**THE EXERCISE**
Without including any images, reproduce each entry exactly.

**ROWS**
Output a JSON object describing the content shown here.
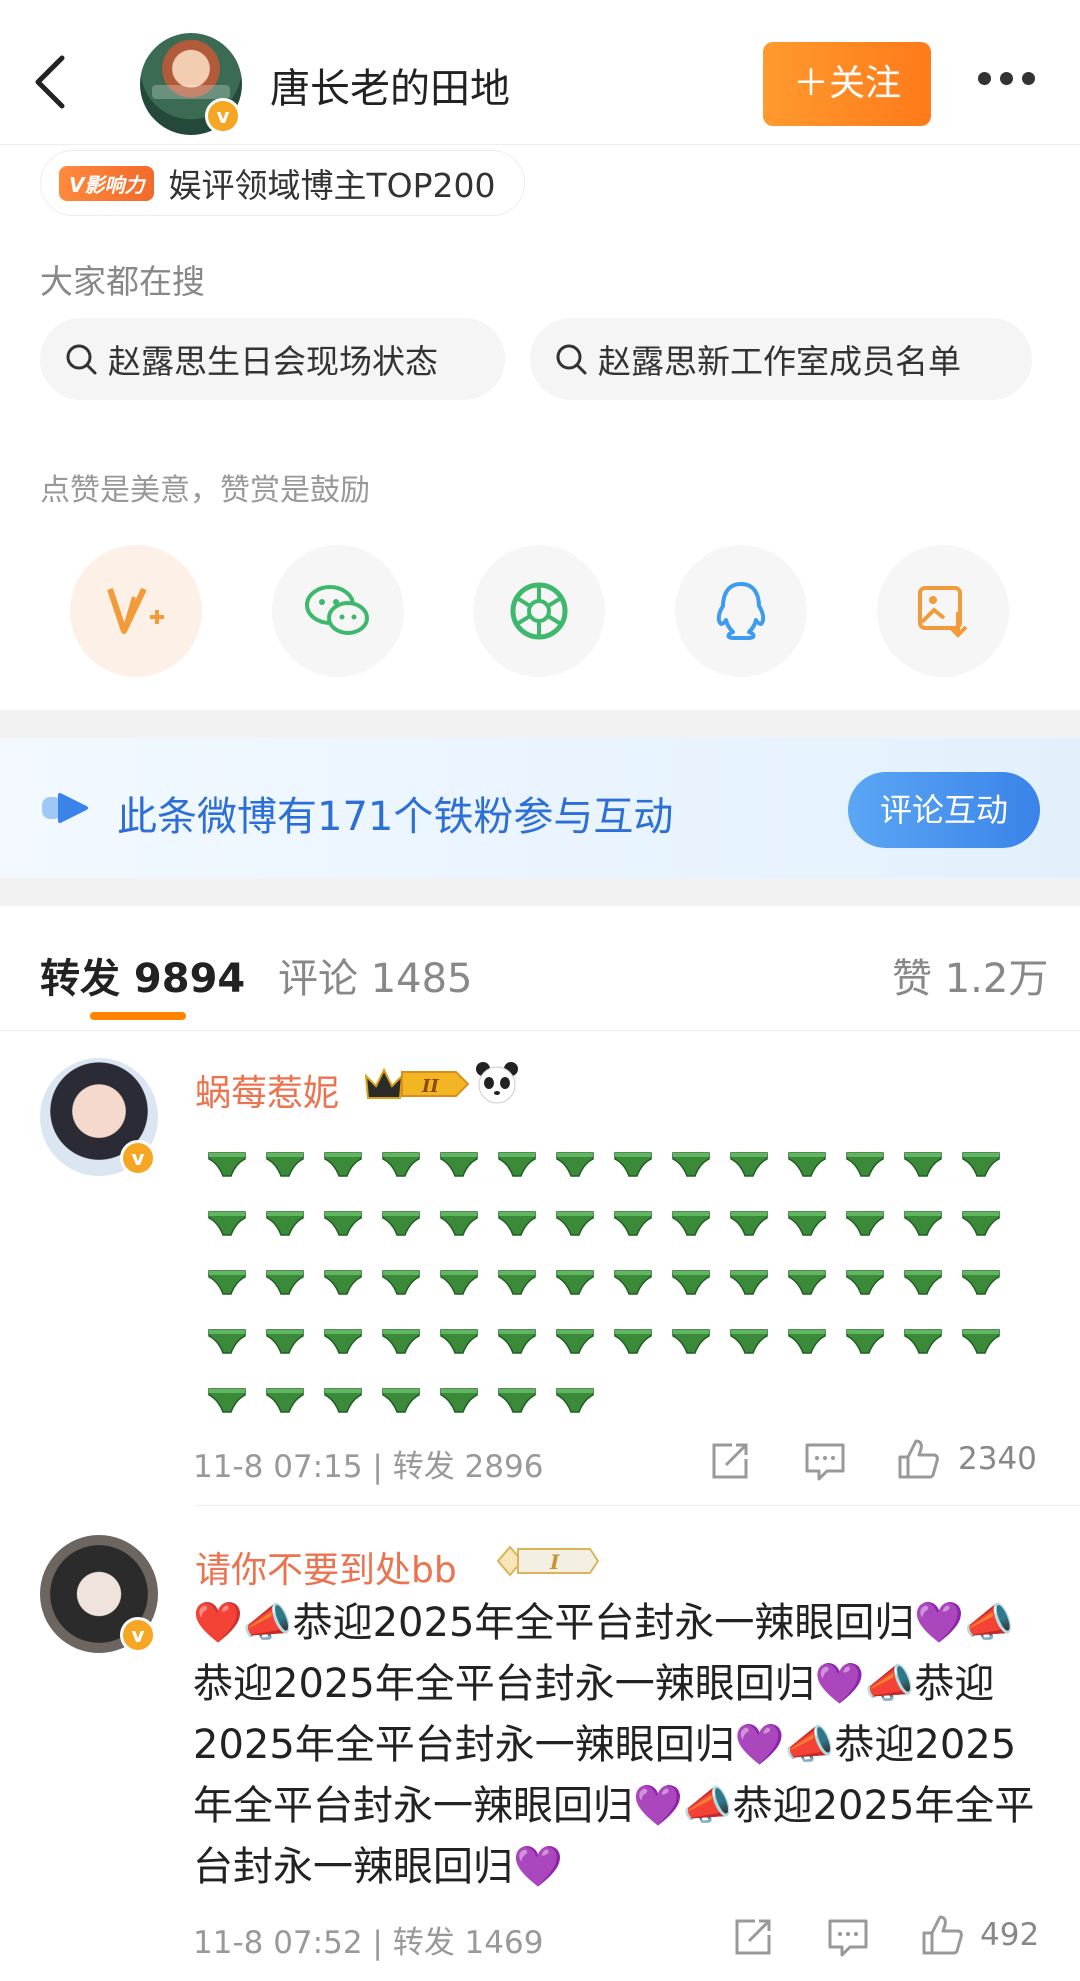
{
  "header": {
    "username": "唐长老的田地",
    "verified_badge": "v",
    "follow_label": "＋关注",
    "icons": [
      "back-arrow-icon",
      "more-dots-icon"
    ]
  },
  "influence": {
    "tag": "V影响力",
    "text": "娱评领域博主TOP200"
  },
  "trending": {
    "heading": "大家都在搜",
    "items": [
      "赵露思生日会现场状态",
      "赵露思新工作室成员名单"
    ]
  },
  "share": {
    "tip": "点赞是美意，赞赏是鼓励",
    "icons": [
      "weibo-v-plus-icon",
      "wechat-icon",
      "moments-icon",
      "qq-icon",
      "save-image-icon"
    ]
  },
  "banner": {
    "text": "此条微博有171个铁粉参与互动",
    "button": "评论互动"
  },
  "tabs": {
    "reposts": "转发 9894",
    "comments": "评论 1485",
    "likes": "赞 1.2万"
  },
  "comments": [
    {
      "user": "蜗莓惹妮",
      "badge_level": "II",
      "emoji_desc": "green-underwear-emoji",
      "emoji_rows": [
        14,
        14,
        14,
        14,
        7
      ],
      "time": "11-8 07:15",
      "repost_label": "转发 2896",
      "likes": "2340"
    },
    {
      "user": "请你不要到处bb",
      "badge_level": "I",
      "text": "❤️📣恭迎2025年全平台封永一辣眼回归💜📣恭迎2025年全平台封永一辣眼回归💜📣恭迎2025年全平台封永一辣眼回归💜📣恭迎2025年全平台封永一辣眼回归💜📣恭迎2025年全平台封永一辣眼回归💜",
      "time": "11-8 07:52",
      "repost_label": "转发 1469",
      "likes": "492"
    }
  ],
  "colors": {
    "accent_orange": "#ff8200",
    "name_orange": "#eb7350",
    "banner_blue": "#2d6fd6",
    "emoji_green": "#3a8a3a"
  }
}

**SOLVED EXERCISE**
Output a JSON object describing the content shown here.
{
  "header": {
    "username": "唐长老的田地",
    "verified_badge": "v",
    "follow_label": "＋关注",
    "icons": [
      "back-arrow-icon",
      "more-dots-icon"
    ]
  },
  "influence": {
    "tag": "V影响力",
    "text": "娱评领域博主TOP200"
  },
  "trending": {
    "heading": "大家都在搜",
    "items": [
      "赵露思生日会现场状态",
      "赵露思新工作室成员名单"
    ]
  },
  "share": {
    "tip": "点赞是美意，赞赏是鼓励",
    "icons": [
      "weibo-v-plus-icon",
      "wechat-icon",
      "moments-icon",
      "qq-icon",
      "save-image-icon"
    ]
  },
  "banner": {
    "text": "此条微博有171个铁粉参与互动",
    "button": "评论互动"
  },
  "tabs": {
    "reposts": "转发 9894",
    "comments": "评论 1485",
    "likes": "赞 1.2万"
  },
  "comments": [
    {
      "user": "蜗莓惹妮",
      "badge_level": "II",
      "emoji_desc": "green-underwear-emoji",
      "emoji_rows": [
        14,
        14,
        14,
        14,
        7
      ],
      "time": "11-8 07:15",
      "repost_label": "转发 2896",
      "likes": "2340"
    },
    {
      "user": "请你不要到处bb",
      "badge_level": "I",
      "text": "❤️📣恭迎2025年全平台封永一辣眼回归💜📣恭迎2025年全平台封永一辣眼回归💜📣恭迎2025年全平台封永一辣眼回归💜📣恭迎2025年全平台封永一辣眼回归💜📣恭迎2025年全平台封永一辣眼回归💜",
      "time": "11-8 07:52",
      "repost_label": "转发 1469",
      "likes": "492"
    }
  ],
  "colors": {
    "accent_orange": "#ff8200",
    "name_orange": "#eb7350",
    "banner_blue": "#2d6fd6",
    "emoji_green": "#3a8a3a"
  }
}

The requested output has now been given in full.